▶ REQUIRED TASK
Go through the listing and copy each line with the string "根据文意可知".

▶ Data excerpts
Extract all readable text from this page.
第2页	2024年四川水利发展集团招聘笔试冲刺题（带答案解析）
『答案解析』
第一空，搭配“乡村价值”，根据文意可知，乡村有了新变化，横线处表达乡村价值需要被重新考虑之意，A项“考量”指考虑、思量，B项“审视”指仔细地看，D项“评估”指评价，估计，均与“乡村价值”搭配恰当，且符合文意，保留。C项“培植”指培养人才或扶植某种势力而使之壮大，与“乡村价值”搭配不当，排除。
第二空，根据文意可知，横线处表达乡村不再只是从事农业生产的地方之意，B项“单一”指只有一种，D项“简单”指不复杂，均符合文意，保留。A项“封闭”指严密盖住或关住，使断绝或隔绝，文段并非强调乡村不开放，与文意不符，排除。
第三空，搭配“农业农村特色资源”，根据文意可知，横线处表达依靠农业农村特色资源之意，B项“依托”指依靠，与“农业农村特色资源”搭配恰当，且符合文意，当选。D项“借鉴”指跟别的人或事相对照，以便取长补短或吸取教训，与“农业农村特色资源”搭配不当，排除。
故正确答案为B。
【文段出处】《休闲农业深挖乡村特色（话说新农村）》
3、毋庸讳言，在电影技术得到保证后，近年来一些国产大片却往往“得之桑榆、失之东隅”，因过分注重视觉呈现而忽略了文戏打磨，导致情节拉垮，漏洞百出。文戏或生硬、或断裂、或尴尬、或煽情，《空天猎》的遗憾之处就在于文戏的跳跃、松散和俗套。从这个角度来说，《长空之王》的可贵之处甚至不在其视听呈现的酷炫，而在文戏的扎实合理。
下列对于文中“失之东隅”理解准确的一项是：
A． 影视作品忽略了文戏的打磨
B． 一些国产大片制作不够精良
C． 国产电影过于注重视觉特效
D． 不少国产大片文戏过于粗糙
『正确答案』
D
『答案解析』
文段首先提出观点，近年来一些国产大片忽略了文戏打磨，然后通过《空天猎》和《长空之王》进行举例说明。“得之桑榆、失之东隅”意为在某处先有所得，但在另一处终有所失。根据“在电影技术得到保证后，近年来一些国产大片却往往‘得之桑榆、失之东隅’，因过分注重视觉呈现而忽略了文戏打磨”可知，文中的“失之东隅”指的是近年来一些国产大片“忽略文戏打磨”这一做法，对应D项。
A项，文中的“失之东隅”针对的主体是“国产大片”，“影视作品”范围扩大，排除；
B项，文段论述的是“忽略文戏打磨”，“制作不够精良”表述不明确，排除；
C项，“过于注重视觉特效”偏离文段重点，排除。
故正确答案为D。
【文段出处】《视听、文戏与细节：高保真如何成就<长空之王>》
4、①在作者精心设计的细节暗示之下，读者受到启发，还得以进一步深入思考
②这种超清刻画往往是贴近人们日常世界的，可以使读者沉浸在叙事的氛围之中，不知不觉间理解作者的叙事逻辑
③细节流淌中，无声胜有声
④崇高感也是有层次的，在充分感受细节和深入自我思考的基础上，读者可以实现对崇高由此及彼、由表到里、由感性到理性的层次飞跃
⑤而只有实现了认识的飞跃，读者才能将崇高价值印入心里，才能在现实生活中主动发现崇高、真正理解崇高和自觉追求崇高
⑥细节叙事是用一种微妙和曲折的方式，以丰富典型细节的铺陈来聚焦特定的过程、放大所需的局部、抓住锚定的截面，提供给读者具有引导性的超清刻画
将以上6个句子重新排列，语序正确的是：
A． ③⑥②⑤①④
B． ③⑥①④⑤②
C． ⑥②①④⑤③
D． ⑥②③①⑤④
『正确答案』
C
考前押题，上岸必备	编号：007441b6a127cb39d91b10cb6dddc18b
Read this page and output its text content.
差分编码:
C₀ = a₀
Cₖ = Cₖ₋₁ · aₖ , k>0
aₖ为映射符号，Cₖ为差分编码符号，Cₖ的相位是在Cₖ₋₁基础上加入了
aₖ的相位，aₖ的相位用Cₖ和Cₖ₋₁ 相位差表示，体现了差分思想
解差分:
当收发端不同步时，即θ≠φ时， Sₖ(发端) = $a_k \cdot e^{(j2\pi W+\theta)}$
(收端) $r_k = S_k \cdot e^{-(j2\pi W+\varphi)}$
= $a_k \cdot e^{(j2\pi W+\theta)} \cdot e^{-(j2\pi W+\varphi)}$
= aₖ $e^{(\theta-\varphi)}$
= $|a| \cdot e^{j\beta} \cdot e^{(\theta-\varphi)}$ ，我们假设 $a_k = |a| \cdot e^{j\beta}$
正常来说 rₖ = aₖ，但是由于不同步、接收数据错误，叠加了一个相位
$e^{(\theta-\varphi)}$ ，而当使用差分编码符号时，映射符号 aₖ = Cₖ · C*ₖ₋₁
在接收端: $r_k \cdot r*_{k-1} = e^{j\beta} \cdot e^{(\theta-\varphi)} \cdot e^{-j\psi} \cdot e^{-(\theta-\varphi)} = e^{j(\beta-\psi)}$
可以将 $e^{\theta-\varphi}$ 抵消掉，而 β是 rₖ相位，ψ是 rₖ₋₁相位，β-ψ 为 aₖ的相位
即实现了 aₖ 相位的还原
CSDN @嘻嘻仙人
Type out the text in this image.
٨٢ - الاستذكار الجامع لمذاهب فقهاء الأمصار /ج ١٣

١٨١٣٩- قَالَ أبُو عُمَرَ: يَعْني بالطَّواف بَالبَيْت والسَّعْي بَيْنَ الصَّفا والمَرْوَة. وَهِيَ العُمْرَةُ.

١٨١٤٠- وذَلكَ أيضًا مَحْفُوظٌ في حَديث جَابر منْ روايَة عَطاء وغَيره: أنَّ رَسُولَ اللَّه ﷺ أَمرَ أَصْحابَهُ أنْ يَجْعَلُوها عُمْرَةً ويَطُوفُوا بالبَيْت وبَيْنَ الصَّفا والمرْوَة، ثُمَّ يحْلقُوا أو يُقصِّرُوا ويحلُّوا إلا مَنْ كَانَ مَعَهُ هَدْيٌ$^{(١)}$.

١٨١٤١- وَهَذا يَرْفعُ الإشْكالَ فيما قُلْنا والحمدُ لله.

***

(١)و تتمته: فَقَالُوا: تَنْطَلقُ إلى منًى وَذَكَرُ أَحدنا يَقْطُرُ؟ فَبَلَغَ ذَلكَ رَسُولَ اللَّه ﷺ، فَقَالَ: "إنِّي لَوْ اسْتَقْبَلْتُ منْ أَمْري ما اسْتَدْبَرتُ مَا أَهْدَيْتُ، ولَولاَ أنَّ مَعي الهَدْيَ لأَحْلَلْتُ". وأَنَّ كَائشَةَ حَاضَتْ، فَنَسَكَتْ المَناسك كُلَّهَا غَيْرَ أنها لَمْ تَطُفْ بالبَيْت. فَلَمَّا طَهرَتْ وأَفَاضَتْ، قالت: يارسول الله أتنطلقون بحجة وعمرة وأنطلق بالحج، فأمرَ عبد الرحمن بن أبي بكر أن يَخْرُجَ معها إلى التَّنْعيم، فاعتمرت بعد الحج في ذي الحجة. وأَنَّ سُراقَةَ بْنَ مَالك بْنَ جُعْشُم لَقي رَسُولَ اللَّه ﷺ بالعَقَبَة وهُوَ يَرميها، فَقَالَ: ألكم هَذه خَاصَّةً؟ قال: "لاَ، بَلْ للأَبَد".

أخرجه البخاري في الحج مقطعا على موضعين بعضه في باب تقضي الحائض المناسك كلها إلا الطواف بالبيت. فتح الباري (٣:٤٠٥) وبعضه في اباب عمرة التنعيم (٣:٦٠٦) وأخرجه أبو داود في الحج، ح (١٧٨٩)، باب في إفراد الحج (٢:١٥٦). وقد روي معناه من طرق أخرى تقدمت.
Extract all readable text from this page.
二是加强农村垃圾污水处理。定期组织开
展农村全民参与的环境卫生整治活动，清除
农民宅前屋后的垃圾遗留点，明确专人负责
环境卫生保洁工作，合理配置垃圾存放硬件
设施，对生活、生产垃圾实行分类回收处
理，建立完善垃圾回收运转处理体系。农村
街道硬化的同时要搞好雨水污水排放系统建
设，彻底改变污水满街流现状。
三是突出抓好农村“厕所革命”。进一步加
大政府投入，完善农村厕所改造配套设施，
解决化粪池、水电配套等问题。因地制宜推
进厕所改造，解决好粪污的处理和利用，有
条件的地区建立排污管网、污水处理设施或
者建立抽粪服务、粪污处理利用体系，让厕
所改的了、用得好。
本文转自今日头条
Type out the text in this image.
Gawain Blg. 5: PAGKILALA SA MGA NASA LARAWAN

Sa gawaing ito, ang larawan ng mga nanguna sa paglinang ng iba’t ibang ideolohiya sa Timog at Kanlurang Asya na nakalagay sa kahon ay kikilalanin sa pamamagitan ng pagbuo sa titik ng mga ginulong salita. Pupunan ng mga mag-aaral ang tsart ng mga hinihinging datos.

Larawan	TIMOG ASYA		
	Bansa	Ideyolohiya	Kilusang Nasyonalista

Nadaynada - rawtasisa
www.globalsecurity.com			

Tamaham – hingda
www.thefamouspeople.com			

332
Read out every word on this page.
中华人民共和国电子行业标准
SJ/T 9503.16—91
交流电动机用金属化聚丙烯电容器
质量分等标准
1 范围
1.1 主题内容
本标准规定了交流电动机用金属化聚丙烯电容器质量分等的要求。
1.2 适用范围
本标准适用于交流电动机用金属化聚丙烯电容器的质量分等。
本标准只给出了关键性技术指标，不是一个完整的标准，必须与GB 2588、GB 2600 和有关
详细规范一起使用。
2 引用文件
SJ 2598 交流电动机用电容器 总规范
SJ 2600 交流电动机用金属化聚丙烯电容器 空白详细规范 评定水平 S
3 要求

▶ RESPONSE
第一空，搭配“乡村价值”，根据文意可知，乡村有了新变化，横线处表达乡村价值需要被重新考虑之意，A项“考量”指考虑、思量，B项“审视”指仔细地看，D项“评估”指评价，估计，均与“乡村价值”搭配恰当，且符合文意，保留。C项“培植”指培养人才或扶植某种势力而使之壮大，与“乡村价值”搭配不当，排除。
第二空，根据文意可知，横线处表达乡村不再只是从事农业生产的地方之意，B项“单一”指只有一种，D项“简单”指不复杂，均符合文意，保留。A项“封闭”指严密盖住或关住，使断绝或隔绝，文段并非强调乡村不开放，与文意不符，排除。
第三空，搭配“农业农村特色资源”，根据文意可知，横线处表达依靠农业农村特色资源之意，B项“依托”指依靠，与“农业农村特色资源”搭配恰当，且符合文意，当选。D项“借鉴”指跟别的人或事相对照，以便取长补短或吸取教训，与“农业农村特色资源”搭配不当，排除。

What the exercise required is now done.